RECORDS:
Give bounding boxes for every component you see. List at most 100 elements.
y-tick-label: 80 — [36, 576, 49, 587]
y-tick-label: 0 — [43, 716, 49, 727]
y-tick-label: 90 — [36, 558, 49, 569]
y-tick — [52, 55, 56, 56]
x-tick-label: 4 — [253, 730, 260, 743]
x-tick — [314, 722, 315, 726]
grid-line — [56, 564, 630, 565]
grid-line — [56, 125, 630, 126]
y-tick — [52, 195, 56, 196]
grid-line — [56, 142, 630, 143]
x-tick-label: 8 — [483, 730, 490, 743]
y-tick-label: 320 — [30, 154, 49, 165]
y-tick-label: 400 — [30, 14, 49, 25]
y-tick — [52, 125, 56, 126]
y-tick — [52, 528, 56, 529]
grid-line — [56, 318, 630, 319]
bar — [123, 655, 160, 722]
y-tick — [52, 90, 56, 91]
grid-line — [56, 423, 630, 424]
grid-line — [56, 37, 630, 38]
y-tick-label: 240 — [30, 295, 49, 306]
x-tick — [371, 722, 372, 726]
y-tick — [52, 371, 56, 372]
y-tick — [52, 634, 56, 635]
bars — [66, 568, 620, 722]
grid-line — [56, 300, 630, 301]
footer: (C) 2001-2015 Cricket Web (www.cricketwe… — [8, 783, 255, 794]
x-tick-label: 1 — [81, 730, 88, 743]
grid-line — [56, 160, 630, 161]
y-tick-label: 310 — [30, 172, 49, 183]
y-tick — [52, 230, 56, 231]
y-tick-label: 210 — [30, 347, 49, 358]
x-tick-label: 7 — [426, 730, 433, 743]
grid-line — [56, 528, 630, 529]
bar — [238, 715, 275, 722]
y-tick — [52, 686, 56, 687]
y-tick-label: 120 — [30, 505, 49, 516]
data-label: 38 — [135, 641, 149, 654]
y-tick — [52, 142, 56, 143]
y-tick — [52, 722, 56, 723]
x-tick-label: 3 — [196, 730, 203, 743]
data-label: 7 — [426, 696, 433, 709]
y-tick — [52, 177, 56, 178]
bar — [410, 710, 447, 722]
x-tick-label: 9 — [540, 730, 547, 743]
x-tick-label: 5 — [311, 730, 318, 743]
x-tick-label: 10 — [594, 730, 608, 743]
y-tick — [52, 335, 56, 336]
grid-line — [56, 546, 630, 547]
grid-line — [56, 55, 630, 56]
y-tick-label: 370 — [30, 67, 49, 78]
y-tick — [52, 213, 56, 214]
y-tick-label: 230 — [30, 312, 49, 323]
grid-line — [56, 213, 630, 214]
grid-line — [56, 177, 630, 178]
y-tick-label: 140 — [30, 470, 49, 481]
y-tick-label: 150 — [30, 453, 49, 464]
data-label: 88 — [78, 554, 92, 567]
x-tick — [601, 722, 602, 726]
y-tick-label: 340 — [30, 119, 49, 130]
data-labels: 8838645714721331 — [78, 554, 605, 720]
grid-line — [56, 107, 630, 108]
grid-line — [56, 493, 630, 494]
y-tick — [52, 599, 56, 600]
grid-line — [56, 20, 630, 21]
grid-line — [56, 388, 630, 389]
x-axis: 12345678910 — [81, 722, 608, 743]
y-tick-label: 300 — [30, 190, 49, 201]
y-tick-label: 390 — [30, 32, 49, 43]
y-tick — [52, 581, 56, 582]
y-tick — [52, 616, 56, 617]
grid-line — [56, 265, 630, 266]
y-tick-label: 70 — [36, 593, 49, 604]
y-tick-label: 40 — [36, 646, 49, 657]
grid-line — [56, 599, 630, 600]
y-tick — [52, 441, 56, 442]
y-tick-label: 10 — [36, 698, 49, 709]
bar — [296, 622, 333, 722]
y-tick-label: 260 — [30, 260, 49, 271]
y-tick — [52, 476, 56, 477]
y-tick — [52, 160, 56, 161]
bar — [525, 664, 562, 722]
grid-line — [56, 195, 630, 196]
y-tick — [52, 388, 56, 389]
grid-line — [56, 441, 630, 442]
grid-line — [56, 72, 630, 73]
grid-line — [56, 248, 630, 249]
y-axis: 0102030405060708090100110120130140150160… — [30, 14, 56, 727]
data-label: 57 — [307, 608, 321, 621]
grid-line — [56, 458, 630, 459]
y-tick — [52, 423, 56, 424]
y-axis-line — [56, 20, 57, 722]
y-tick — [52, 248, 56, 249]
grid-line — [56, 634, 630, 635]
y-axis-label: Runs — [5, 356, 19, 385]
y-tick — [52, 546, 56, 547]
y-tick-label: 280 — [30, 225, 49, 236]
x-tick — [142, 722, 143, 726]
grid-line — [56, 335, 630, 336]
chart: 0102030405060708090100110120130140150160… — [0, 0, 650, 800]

SHORT TASK: Convert every line of the data above into a Markdown table with the columns "Row" and "Data line," numbering each row and omitting blank lines.

EXERCISE SOLUTION:
| Row | Data line |
|---|---|
| 1 | Give bounding boxes for every component you see. List at most 100 elements. |
| 2 | y-tick-label: 80 — [36, 576, 49, 587] |
| 3 | y-tick-label: 0 — [43, 716, 49, 727] |
| 4 | y-tick-label: 90 — [36, 558, 49, 569] |
| 5 | y-tick — [52, 55, 56, 56] |
| 6 | x-tick-label: 4 — [253, 730, 260, 743] |
| 7 | x-tick — [314, 722, 315, 726] |
| 8 | grid-line — [56, 564, 630, 565] |
| 9 | grid-line — [56, 125, 630, 126] |
| 10 | y-tick — [52, 195, 56, 196] |
| 11 | grid-line — [56, 142, 630, 143] |
| 12 | x-tick-label: 8 — [483, 730, 490, 743] |
| 13 | y-tick-label: 320 — [30, 154, 49, 165] |
| 14 | y-tick-label: 400 — [30, 14, 49, 25] |
| 15 | y-tick — [52, 125, 56, 126] |
| 16 | y-tick — [52, 528, 56, 529] |
| 17 | grid-line — [56, 318, 630, 319] |
| 18 | bar — [123, 655, 160, 722] |
| 19 | y-tick — [52, 90, 56, 91] |
| 20 | grid-line — [56, 423, 630, 424] |
| 21 | grid-line — [56, 37, 630, 38] |
| 22 | y-tick-label: 240 — [30, 295, 49, 306] |
| 23 | x-tick — [371, 722, 372, 726] |
| 24 | y-tick — [52, 371, 56, 372] |
| 25 | y-tick — [52, 634, 56, 635] |
| 26 | bars — [66, 568, 620, 722] |
| 27 | grid-line — [56, 300, 630, 301] |
| 28 | footer: (C) 2001-2015 Cricket Web (www.cricketwe… — [8, 783, 255, 794] |
| 29 | x-tick-label: 1 — [81, 730, 88, 743] |
| 30 | grid-line — [56, 160, 630, 161] |
| 31 | y-tick-label: 310 — [30, 172, 49, 183] |
| 32 | y-tick — [52, 230, 56, 231] |
| 33 | y-tick-label: 210 — [30, 347, 49, 358] |
| 34 | x-tick-label: 7 — [426, 730, 433, 743] |
| 35 | grid-line — [56, 528, 630, 529] |
| 36 | bar — [238, 715, 275, 722] |
| 37 | y-tick — [52, 686, 56, 687] |
| 38 | y-tick-label: 120 — [30, 505, 49, 516] |
| 39 | data-label: 38 — [135, 641, 149, 654] |
| 40 | y-tick — [52, 142, 56, 143] |
| 41 | y-tick — [52, 722, 56, 723] |
| 42 | x-tick-label: 3 — [196, 730, 203, 743] |
| 43 | data-label: 7 — [426, 696, 433, 709] |
| 44 | y-tick — [52, 177, 56, 178] |
| 45 | bar — [410, 710, 447, 722] |
| 46 | x-tick-label: 9 — [540, 730, 547, 743] |
| 47 | x-tick-label: 5 — [311, 730, 318, 743] |
| 48 | x-tick-label: 10 — [594, 730, 608, 743] |
| 49 | y-tick — [52, 335, 56, 336] |
| 50 | grid-line — [56, 546, 630, 547] |
| 51 | grid-line — [56, 55, 630, 56] |
| 52 | y-tick-label: 370 — [30, 67, 49, 78] |
| 53 | y-tick — [52, 213, 56, 214] |
| 54 | y-tick-label: 230 — [30, 312, 49, 323] |
| 55 | grid-line — [56, 213, 630, 214] |
| 56 | grid-line — [56, 177, 630, 178] |
| 57 | y-tick-label: 140 — [30, 470, 49, 481] |
| 58 | y-tick-label: 150 — [30, 453, 49, 464] |
| 59 | data-label: 88 — [78, 554, 92, 567] |
| 60 | x-tick — [601, 722, 602, 726] |
| 61 | y-tick-label: 340 — [30, 119, 49, 130] |
| 62 | data-labels: 8838645714721331 — [78, 554, 605, 720] |
| 63 | grid-line — [56, 107, 630, 108] |
| 64 | grid-line — [56, 493, 630, 494] |
| 65 | y-tick — [52, 599, 56, 600] |
| 66 | grid-line — [56, 20, 630, 21] |
| 67 | grid-line — [56, 388, 630, 389] |
| 68 | x-axis: 12345678910 — [81, 722, 608, 743] |
| 69 | y-tick-label: 300 — [30, 190, 49, 201] |
| 70 | y-tick-label: 390 — [30, 32, 49, 43] |
| 71 | y-tick — [52, 581, 56, 582] |
| 72 | y-tick — [52, 616, 56, 617] |
| 73 | grid-line — [56, 265, 630, 266] |
| 74 | y-tick-label: 70 — [36, 593, 49, 604] |
| 75 | y-tick-label: 40 — [36, 646, 49, 657] |
| 76 | grid-line — [56, 599, 630, 600] |
| 77 | y-tick — [52, 441, 56, 442] |
| 78 | y-tick-label: 10 — [36, 698, 49, 709] |
| 79 | bar — [296, 622, 333, 722] |
| 80 | y-tick-label: 260 — [30, 260, 49, 271] |
| 81 | y-tick — [52, 476, 56, 477] |
| 82 | y-tick — [52, 160, 56, 161] |
| 83 | bar — [525, 664, 562, 722] |
| 84 | grid-line — [56, 195, 630, 196] |
| 85 | y-tick — [52, 388, 56, 389] |
| 86 | grid-line — [56, 441, 630, 442] |
| 87 | grid-line — [56, 72, 630, 73] |
| 88 | grid-line — [56, 248, 630, 249] |
| 89 | y-axis: 0102030405060708090100110120130140150160… — [30, 14, 56, 727] |
| 90 | data-label: 57 — [307, 608, 321, 621] |
| 91 | grid-line — [56, 458, 630, 459] |
| 92 | y-tick — [52, 423, 56, 424] |
| 93 | y-axis-line — [56, 20, 57, 722] |
| 94 | y-tick — [52, 248, 56, 249] |
| 95 | grid-line — [56, 634, 630, 635] |
| 96 | y-axis-label: Runs — [5, 356, 19, 385] |
| 97 | y-tick — [52, 546, 56, 547] |
| 98 | y-tick-label: 280 — [30, 225, 49, 236] |
| 99 | x-tick — [142, 722, 143, 726] |
| 100 | grid-line — [56, 335, 630, 336] |
| 101 | chart: 0102030405060708090100110120130140150160… — [0, 0, 650, 800] |